■ **WHAT THE EXERCISE ASKS**: For each line in the data below that holds "corner", return a copy.

■ **DATA TO PROCESS**:

··········

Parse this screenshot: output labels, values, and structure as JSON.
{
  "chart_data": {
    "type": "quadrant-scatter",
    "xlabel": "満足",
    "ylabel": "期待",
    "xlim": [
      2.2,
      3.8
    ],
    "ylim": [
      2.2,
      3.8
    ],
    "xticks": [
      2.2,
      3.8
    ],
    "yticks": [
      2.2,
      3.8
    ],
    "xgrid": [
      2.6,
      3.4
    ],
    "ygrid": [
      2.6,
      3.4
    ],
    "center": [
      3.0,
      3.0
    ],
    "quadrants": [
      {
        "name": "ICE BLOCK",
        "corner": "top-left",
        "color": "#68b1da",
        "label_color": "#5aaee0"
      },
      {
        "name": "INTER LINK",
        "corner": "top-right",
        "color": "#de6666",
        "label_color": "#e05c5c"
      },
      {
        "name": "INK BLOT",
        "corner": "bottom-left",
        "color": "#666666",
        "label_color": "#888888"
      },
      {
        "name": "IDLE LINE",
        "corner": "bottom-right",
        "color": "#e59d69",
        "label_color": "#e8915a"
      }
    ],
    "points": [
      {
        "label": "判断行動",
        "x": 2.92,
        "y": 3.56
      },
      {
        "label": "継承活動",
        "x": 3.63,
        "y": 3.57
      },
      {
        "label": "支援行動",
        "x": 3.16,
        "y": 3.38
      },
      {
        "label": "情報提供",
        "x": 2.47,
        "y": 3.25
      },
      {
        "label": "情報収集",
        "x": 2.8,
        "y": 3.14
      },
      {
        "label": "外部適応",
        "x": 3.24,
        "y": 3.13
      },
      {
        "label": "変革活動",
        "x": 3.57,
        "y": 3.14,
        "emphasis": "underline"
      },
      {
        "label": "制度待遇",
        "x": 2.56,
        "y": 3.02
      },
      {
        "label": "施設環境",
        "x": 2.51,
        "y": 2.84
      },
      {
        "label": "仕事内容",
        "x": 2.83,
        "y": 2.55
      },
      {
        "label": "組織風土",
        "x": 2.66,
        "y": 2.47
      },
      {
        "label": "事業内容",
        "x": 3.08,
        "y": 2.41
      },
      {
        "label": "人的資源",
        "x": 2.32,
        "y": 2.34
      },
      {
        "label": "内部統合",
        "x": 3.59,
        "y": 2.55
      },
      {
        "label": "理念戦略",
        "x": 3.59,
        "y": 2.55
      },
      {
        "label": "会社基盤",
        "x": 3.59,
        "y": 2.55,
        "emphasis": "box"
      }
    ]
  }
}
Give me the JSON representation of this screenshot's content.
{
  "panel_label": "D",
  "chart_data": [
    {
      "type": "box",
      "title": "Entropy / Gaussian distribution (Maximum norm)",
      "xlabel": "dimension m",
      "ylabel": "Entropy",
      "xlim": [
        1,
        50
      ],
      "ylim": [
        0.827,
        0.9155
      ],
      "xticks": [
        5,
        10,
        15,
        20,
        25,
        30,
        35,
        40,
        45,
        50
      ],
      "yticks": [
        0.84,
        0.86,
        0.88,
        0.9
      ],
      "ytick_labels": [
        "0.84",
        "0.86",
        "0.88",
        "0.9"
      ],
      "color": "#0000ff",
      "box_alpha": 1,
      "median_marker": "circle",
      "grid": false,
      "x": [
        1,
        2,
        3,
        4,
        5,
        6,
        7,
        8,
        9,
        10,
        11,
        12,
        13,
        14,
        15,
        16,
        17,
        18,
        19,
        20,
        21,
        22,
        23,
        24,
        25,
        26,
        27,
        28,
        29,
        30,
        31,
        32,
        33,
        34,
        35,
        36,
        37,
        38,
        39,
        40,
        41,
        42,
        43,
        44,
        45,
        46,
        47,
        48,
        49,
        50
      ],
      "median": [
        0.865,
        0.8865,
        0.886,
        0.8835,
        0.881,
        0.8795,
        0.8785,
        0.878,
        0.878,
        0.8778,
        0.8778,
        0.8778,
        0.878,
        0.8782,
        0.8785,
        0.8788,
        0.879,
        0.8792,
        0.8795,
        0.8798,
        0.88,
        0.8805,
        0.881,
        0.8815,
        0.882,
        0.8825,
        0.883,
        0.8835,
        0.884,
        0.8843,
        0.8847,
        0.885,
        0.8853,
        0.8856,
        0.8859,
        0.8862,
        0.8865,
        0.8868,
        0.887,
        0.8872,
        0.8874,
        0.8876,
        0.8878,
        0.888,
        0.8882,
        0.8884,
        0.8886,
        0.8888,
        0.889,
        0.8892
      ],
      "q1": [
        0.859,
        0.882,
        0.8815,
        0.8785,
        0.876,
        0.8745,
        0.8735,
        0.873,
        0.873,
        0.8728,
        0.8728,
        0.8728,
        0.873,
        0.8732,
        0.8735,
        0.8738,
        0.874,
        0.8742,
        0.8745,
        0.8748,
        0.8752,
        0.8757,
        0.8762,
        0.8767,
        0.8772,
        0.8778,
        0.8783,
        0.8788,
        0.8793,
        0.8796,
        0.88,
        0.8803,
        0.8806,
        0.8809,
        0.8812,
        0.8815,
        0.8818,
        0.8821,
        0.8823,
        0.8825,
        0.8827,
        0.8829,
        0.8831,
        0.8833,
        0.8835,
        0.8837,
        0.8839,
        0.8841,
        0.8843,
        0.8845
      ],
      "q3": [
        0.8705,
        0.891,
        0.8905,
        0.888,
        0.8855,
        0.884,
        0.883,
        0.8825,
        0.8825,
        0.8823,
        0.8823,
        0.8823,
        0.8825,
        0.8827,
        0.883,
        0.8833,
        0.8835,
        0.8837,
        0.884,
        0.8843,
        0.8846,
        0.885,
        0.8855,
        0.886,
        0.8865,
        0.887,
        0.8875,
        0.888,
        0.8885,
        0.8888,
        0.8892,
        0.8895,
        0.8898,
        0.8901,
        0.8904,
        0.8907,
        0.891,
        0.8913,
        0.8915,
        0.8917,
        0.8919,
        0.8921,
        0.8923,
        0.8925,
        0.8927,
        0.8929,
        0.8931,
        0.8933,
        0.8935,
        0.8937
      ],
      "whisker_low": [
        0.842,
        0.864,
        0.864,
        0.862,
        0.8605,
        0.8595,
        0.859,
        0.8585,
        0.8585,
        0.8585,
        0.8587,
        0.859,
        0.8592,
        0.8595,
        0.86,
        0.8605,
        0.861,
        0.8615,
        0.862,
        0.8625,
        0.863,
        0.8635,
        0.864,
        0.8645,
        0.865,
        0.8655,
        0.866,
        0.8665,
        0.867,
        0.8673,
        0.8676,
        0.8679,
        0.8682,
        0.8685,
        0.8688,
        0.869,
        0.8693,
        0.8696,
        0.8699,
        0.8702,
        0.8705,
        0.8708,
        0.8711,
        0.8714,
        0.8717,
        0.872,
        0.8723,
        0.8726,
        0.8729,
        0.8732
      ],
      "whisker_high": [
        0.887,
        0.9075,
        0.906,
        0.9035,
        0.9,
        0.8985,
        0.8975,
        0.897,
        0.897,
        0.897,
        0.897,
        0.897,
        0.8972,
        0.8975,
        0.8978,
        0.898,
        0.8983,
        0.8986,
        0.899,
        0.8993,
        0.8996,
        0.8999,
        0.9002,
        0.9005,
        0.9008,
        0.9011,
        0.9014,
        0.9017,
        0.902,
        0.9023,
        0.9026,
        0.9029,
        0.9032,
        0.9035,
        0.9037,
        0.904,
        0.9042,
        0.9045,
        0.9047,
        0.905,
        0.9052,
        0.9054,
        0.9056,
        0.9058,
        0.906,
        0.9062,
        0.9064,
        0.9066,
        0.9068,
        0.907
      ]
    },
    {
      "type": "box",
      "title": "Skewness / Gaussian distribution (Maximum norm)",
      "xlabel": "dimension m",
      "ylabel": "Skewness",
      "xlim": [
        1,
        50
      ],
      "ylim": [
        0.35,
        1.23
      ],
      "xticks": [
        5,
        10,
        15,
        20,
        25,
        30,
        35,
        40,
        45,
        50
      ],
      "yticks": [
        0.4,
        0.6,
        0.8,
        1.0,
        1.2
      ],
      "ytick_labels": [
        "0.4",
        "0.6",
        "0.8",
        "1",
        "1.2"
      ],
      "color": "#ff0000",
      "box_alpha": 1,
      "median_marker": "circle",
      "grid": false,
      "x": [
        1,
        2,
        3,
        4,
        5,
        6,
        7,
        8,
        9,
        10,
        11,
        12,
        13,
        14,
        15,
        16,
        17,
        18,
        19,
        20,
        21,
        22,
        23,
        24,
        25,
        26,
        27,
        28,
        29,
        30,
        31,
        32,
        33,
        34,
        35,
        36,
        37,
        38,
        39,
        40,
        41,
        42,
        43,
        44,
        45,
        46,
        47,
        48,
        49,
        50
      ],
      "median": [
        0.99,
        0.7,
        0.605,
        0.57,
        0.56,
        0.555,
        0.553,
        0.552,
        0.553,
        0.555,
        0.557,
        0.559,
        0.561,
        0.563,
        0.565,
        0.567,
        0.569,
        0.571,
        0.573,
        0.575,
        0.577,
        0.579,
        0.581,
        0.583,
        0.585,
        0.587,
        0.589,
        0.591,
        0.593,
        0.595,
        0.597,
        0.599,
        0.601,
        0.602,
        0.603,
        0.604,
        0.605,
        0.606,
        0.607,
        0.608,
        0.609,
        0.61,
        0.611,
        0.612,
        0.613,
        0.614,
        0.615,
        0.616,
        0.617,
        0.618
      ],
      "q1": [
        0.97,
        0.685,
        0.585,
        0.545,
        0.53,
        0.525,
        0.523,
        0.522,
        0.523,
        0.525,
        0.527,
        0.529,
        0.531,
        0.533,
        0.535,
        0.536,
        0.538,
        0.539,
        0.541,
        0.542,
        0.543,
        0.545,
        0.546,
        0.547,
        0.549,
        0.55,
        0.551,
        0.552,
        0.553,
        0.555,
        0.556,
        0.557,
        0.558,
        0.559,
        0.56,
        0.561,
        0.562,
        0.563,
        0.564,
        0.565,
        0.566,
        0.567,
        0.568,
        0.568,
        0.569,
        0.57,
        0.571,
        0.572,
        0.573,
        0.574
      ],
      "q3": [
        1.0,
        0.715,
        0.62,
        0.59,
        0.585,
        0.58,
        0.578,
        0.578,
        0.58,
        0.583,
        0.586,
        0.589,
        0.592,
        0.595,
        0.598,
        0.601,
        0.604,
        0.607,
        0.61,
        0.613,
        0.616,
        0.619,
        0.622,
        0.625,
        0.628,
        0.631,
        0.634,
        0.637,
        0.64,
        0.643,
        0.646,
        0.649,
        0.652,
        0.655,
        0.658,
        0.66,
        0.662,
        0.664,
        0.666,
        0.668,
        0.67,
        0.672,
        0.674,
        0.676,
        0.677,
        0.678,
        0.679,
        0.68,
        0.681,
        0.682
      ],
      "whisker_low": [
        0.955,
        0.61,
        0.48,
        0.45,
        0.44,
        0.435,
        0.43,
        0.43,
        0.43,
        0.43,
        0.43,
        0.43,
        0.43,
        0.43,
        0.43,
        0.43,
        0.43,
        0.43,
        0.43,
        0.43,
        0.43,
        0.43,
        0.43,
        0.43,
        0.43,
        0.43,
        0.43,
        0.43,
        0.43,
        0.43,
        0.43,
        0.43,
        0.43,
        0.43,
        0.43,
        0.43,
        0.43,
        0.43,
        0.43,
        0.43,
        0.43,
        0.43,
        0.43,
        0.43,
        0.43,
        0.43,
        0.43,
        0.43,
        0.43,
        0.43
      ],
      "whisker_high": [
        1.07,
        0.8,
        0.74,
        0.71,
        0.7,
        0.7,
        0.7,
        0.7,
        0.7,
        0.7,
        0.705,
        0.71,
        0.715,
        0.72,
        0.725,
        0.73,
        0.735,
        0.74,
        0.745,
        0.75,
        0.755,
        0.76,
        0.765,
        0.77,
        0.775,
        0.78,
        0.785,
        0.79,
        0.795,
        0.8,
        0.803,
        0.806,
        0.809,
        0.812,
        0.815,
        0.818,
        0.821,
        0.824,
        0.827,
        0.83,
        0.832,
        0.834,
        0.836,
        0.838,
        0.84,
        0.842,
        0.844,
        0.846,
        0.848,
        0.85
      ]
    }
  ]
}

··········

■ **OUTPUT**:
        "corner": "top-left",
        "corner": "top-right",
        "corner": "bottom-left",
        "corner": "bottom-right",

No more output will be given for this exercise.